## Records
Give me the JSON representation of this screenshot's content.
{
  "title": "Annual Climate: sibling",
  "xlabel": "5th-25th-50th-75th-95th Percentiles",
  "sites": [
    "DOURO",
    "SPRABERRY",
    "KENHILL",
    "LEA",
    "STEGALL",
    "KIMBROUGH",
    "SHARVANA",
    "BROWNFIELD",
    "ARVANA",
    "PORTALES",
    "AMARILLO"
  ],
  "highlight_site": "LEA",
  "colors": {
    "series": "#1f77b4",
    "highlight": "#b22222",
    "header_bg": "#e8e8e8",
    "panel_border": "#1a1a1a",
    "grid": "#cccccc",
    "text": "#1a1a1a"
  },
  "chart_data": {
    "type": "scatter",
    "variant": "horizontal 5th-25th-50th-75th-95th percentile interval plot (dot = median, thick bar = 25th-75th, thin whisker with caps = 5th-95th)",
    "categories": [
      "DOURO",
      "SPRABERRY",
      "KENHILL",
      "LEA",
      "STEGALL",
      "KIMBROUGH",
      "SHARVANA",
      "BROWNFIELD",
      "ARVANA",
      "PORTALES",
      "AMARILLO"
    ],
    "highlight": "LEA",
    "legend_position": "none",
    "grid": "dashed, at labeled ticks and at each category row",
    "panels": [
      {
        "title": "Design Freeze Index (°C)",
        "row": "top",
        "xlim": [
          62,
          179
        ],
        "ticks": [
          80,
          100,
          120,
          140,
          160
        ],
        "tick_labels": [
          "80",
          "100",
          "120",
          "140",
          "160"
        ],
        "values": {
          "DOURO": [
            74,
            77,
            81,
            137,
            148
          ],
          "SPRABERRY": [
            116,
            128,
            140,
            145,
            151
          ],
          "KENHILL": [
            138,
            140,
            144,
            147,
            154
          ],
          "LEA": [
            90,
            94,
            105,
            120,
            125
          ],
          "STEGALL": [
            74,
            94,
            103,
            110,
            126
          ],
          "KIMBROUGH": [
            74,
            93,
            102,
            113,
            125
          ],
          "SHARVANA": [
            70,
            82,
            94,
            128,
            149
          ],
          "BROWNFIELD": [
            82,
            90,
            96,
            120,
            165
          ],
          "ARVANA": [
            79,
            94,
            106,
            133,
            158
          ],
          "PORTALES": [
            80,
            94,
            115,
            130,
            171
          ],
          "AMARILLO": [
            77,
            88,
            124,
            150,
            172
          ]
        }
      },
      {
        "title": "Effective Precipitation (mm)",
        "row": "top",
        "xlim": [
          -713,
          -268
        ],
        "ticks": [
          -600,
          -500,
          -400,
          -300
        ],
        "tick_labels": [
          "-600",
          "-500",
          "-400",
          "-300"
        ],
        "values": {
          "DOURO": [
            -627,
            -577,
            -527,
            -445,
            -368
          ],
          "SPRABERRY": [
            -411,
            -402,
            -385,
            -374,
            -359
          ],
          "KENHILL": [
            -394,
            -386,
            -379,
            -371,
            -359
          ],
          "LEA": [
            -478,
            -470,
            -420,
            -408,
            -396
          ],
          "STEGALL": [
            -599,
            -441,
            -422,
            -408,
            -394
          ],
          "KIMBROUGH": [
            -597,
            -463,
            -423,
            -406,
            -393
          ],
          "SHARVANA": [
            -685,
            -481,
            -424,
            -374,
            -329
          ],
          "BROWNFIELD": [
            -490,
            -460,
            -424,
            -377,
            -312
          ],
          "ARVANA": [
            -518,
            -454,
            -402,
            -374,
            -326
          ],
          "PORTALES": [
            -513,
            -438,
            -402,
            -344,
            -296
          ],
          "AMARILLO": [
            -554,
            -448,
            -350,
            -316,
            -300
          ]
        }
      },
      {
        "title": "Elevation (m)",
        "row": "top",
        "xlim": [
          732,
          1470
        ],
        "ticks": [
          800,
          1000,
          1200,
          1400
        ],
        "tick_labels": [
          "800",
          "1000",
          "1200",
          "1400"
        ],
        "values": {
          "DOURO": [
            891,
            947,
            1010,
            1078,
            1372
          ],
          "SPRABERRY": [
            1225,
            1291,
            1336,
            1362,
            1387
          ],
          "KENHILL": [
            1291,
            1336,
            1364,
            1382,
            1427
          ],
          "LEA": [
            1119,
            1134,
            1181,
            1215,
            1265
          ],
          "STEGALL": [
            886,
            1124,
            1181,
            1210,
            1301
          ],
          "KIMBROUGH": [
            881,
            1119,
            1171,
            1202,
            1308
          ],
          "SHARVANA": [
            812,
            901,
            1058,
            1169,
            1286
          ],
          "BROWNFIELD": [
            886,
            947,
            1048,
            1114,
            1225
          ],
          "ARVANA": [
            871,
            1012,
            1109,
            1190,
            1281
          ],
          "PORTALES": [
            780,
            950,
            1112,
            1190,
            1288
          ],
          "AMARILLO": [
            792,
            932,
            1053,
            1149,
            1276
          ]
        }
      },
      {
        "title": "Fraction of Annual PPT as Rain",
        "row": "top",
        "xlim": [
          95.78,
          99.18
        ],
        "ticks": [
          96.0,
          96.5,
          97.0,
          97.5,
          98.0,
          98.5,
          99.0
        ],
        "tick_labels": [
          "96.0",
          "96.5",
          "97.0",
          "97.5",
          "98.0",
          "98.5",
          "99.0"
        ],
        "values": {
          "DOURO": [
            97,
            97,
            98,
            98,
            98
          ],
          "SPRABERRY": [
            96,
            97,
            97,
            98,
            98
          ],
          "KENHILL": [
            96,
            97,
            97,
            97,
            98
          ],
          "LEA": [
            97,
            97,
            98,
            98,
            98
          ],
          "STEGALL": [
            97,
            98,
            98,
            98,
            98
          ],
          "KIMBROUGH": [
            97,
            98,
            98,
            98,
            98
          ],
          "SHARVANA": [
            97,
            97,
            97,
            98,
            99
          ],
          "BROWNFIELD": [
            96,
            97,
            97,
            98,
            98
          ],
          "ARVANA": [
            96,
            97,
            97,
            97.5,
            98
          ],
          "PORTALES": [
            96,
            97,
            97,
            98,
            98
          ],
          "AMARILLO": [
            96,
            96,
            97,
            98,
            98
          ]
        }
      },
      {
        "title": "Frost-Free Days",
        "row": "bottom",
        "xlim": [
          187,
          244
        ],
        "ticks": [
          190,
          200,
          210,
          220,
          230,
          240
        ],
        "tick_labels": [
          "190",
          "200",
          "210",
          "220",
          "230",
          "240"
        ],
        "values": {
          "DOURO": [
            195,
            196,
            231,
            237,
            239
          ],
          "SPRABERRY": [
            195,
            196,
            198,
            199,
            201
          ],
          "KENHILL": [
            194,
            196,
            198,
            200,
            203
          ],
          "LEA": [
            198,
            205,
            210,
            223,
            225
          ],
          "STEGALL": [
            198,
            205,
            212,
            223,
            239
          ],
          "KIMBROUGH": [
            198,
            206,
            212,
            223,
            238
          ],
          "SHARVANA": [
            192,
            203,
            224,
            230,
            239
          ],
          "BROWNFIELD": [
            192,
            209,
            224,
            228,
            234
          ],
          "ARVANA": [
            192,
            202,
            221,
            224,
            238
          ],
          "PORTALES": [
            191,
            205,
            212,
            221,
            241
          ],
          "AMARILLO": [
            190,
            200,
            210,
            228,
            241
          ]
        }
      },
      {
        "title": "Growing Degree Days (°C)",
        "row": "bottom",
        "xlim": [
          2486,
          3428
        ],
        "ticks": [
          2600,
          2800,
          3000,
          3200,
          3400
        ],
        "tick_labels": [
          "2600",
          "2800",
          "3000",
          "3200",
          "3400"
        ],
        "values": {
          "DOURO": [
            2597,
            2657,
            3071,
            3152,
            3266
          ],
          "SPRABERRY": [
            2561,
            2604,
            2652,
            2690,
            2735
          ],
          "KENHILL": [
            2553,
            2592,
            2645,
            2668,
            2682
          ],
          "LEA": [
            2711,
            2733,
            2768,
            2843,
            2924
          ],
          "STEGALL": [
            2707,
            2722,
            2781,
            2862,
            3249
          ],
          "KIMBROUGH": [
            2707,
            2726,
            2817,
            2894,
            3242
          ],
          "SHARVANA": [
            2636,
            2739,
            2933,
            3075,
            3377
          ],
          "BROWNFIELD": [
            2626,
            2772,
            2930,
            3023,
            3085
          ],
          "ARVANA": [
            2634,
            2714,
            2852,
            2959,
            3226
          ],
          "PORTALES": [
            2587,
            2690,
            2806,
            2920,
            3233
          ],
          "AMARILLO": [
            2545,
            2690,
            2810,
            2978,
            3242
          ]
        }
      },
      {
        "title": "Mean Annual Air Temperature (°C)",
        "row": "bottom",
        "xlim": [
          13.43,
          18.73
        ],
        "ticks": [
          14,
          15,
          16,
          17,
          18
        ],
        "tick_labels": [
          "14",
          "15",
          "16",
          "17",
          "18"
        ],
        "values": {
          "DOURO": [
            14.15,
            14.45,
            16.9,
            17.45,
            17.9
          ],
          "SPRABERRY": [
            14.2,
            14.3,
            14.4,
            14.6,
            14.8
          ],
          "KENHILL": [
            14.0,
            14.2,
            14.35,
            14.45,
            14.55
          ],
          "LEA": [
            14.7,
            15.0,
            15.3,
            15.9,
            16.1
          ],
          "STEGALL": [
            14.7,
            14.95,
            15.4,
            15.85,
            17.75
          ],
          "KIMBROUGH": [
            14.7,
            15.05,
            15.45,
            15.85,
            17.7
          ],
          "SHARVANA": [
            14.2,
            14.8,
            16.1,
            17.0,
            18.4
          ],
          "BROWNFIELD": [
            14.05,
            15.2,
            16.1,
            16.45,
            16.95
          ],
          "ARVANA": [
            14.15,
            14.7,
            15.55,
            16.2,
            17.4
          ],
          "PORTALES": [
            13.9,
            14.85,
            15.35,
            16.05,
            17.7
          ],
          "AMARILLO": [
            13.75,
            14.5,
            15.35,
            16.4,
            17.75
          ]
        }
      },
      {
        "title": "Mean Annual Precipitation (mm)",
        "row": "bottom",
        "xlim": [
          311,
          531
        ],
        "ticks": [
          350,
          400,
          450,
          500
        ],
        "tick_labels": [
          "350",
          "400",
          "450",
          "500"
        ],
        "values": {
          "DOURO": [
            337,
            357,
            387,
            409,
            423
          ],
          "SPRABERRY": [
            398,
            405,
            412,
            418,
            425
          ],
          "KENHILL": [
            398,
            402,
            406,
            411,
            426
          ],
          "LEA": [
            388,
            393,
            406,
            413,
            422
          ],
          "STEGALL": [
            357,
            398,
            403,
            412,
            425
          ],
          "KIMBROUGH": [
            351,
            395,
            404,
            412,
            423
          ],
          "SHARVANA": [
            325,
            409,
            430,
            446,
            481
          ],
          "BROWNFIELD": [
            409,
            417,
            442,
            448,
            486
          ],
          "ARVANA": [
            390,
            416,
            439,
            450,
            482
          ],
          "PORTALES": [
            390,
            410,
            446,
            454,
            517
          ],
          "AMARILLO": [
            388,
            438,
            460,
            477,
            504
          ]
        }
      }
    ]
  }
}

## Requirements
Locate all lines that include the word "Annual" and copy them out.

## Answer to this exercise
  "title": "Annual Climate: sibling",
        "title": "Fraction of Annual PPT as Rain",
        "title": "Mean Annual Air Temperature (°C)",
        "title": "Mean Annual Precipitation (mm)",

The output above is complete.